* [JOB]:
Please copy all the lines that follow, word for word.

* [DATA LISTING]:
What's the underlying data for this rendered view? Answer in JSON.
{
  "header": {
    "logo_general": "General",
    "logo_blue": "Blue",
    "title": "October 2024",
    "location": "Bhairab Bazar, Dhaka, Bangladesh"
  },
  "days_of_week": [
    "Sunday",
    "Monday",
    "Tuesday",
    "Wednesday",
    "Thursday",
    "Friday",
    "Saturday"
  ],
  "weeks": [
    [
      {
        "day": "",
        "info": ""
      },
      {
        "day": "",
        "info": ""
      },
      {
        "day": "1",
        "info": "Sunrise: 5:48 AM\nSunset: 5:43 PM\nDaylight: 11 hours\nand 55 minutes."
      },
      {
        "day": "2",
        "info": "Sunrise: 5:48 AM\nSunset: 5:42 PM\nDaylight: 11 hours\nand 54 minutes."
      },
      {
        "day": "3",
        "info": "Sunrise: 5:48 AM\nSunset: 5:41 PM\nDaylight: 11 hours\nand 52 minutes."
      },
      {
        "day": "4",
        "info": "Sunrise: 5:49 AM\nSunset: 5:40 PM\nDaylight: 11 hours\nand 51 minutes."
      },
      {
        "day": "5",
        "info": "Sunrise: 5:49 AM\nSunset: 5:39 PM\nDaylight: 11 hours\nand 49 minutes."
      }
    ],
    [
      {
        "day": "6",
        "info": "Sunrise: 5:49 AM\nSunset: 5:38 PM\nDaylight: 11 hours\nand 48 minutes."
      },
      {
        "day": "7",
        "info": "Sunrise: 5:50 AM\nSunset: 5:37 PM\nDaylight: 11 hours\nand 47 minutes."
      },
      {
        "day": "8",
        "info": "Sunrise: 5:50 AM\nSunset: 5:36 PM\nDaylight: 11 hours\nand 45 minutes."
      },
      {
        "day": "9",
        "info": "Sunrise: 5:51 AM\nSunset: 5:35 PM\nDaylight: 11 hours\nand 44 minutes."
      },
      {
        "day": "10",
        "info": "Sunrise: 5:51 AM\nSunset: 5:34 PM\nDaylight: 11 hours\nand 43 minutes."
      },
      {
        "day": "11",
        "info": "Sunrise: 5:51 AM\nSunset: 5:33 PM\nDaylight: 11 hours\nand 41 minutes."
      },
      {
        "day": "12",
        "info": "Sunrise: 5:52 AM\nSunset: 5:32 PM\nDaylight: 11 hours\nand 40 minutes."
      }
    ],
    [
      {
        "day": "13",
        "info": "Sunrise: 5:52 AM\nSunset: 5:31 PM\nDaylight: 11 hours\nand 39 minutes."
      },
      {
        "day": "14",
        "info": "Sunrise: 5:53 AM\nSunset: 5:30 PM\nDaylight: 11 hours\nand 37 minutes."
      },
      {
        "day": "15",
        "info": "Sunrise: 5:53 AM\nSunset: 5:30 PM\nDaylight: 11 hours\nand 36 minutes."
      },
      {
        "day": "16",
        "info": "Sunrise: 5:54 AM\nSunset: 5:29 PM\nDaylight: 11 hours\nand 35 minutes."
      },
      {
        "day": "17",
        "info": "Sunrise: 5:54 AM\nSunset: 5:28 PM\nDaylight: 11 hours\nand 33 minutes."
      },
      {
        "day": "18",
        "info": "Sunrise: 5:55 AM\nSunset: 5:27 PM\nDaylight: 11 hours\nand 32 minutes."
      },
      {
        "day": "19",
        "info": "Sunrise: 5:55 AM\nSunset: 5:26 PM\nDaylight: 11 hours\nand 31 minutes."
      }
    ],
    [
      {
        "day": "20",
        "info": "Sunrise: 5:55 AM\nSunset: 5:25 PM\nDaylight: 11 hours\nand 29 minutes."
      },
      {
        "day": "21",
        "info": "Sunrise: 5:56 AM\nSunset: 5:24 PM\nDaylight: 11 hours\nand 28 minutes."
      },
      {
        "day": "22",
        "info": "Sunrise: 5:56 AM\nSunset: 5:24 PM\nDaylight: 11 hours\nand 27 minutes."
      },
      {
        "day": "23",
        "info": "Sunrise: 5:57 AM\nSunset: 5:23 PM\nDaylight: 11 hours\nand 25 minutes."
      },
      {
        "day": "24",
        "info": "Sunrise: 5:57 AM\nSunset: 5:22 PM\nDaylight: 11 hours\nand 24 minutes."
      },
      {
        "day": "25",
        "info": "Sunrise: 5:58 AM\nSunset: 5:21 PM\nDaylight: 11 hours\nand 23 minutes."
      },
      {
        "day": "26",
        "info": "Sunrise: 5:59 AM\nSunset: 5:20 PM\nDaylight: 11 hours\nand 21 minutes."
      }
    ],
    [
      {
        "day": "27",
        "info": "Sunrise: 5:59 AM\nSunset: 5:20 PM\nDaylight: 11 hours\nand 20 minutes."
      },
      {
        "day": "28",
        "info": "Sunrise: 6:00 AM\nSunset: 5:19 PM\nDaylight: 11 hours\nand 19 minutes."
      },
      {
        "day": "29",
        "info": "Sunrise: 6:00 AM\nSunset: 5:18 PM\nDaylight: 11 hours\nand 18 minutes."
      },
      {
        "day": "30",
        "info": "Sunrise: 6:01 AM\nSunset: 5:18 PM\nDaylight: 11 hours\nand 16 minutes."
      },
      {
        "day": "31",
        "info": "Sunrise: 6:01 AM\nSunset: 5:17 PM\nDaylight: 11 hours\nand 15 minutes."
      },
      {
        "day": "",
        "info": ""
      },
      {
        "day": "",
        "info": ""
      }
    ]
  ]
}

* [WRITTEN RESPONSE]:
What's the underlying data for this rendered view? Answer in JSON.
{
  "header": {
    "logo_general": "General",
    "logo_blue": "Blue",
    "title": "October 2024",
    "location": "Bhairab Bazar, Dhaka, Bangladesh"
  },
  "days_of_week": [
    "Sunday",
    "Monday",
    "Tuesday",
    "Wednesday",
    "Thursday",
    "Friday",
    "Saturday"
  ],
  "weeks": [
    [
      {
        "day": "",
        "info": ""
      },
      {
        "day": "",
        "info": ""
      },
      {
        "day": "1",
        "info": "Sunrise: 5:48 AM\nSunset: 5:43 PM\nDaylight: 11 hours\nand 55 minutes."
      },
      {
        "day": "2",
        "info": "Sunrise: 5:48 AM\nSunset: 5:42 PM\nDaylight: 11 hours\nand 54 minutes."
      },
      {
        "day": "3",
        "info": "Sunrise: 5:48 AM\nSunset: 5:41 PM\nDaylight: 11 hours\nand 52 minutes."
      },
      {
        "day": "4",
        "info": "Sunrise: 5:49 AM\nSunset: 5:40 PM\nDaylight: 11 hours\nand 51 minutes."
      },
      {
        "day": "5",
        "info": "Sunrise: 5:49 AM\nSunset: 5:39 PM\nDaylight: 11 hours\nand 49 minutes."
      }
    ],
    [
      {
        "day": "6",
        "info": "Sunrise: 5:49 AM\nSunset: 5:38 PM\nDaylight: 11 hours\nand 48 minutes."
      },
      {
        "day": "7",
        "info": "Sunrise: 5:50 AM\nSunset: 5:37 PM\nDaylight: 11 hours\nand 47 minutes."
      },
      {
        "day": "8",
        "info": "Sunrise: 5:50 AM\nSunset: 5:36 PM\nDaylight: 11 hours\nand 45 minutes."
      },
      {
        "day": "9",
        "info": "Sunrise: 5:51 AM\nSunset: 5:35 PM\nDaylight: 11 hours\nand 44 minutes."
      },
      {
        "day": "10",
        "info": "Sunrise: 5:51 AM\nSunset: 5:34 PM\nDaylight: 11 hours\nand 43 minutes."
      },
      {
        "day": "11",
        "info": "Sunrise: 5:51 AM\nSunset: 5:33 PM\nDaylight: 11 hours\nand 41 minutes."
      },
      {
        "day": "12",
        "info": "Sunrise: 5:52 AM\nSunset: 5:32 PM\nDaylight: 11 hours\nand 40 minutes."
      }
    ],
    [
      {
        "day": "13",
        "info": "Sunrise: 5:52 AM\nSunset: 5:31 PM\nDaylight: 11 hours\nand 39 minutes."
      },
      {
        "day": "14",
        "info": "Sunrise: 5:53 AM\nSunset: 5:30 PM\nDaylight: 11 hours\nand 37 minutes."
      },
      {
        "day": "15",
        "info": "Sunrise: 5:53 AM\nSunset: 5:30 PM\nDaylight: 11 hours\nand 36 minutes."
      },
      {
        "day": "16",
        "info": "Sunrise: 5:54 AM\nSunset: 5:29 PM\nDaylight: 11 hours\nand 35 minutes."
      },
      {
        "day": "17",
        "info": "Sunrise: 5:54 AM\nSunset: 5:28 PM\nDaylight: 11 hours\nand 33 minutes."
      },
      {
        "day": "18",
        "info": "Sunrise: 5:55 AM\nSunset: 5:27 PM\nDaylight: 11 hours\nand 32 minutes."
      },
      {
        "day": "19",
        "info": "Sunrise: 5:55 AM\nSunset: 5:26 PM\nDaylight: 11 hours\nand 31 minutes."
      }
    ],
    [
      {
        "day": "20",
        "info": "Sunrise: 5:55 AM\nSunset: 5:25 PM\nDaylight: 11 hours\nand 29 minutes."
      },
      {
        "day": "21",
        "info": "Sunrise: 5:56 AM\nSunset: 5:24 PM\nDaylight: 11 hours\nand 28 minutes."
      },
      {
        "day": "22",
        "info": "Sunrise: 5:56 AM\nSunset: 5:24 PM\nDaylight: 11 hours\nand 27 minutes."
      },
      {
        "day": "23",
        "info": "Sunrise: 5:57 AM\nSunset: 5:23 PM\nDaylight: 11 hours\nand 25 minutes."
      },
      {
        "day": "24",
        "info": "Sunrise: 5:57 AM\nSunset: 5:22 PM\nDaylight: 11 hours\nand 24 minutes."
      },
      {
        "day": "25",
        "info": "Sunrise: 5:58 AM\nSunset: 5:21 PM\nDaylight: 11 hours\nand 23 minutes."
      },
      {
        "day": "26",
        "info": "Sunrise: 5:59 AM\nSunset: 5:20 PM\nDaylight: 11 hours\nand 21 minutes."
      }
    ],
    [
      {
        "day": "27",
        "info": "Sunrise: 5:59 AM\nSunset: 5:20 PM\nDaylight: 11 hours\nand 20 minutes."
      },
      {
        "day": "28",
        "info": "Sunrise: 6:00 AM\nSunset: 5:19 PM\nDaylight: 11 hours\nand 19 minutes."
      },
      {
        "day": "29",
        "info": "Sunrise: 6:00 AM\nSunset: 5:18 PM\nDaylight: 11 hours\nand 18 minutes."
      },
      {
        "day": "30",
        "info": "Sunrise: 6:01 AM\nSunset: 5:18 PM\nDaylight: 11 hours\nand 16 minutes."
      },
      {
        "day": "31",
        "info": "Sunrise: 6:01 AM\nSunset: 5:17 PM\nDaylight: 11 hours\nand 15 minutes."
      },
      {
        "day": "",
        "info": ""
      },
      {
        "day": "",
        "info": ""
      }
    ]
  ]
}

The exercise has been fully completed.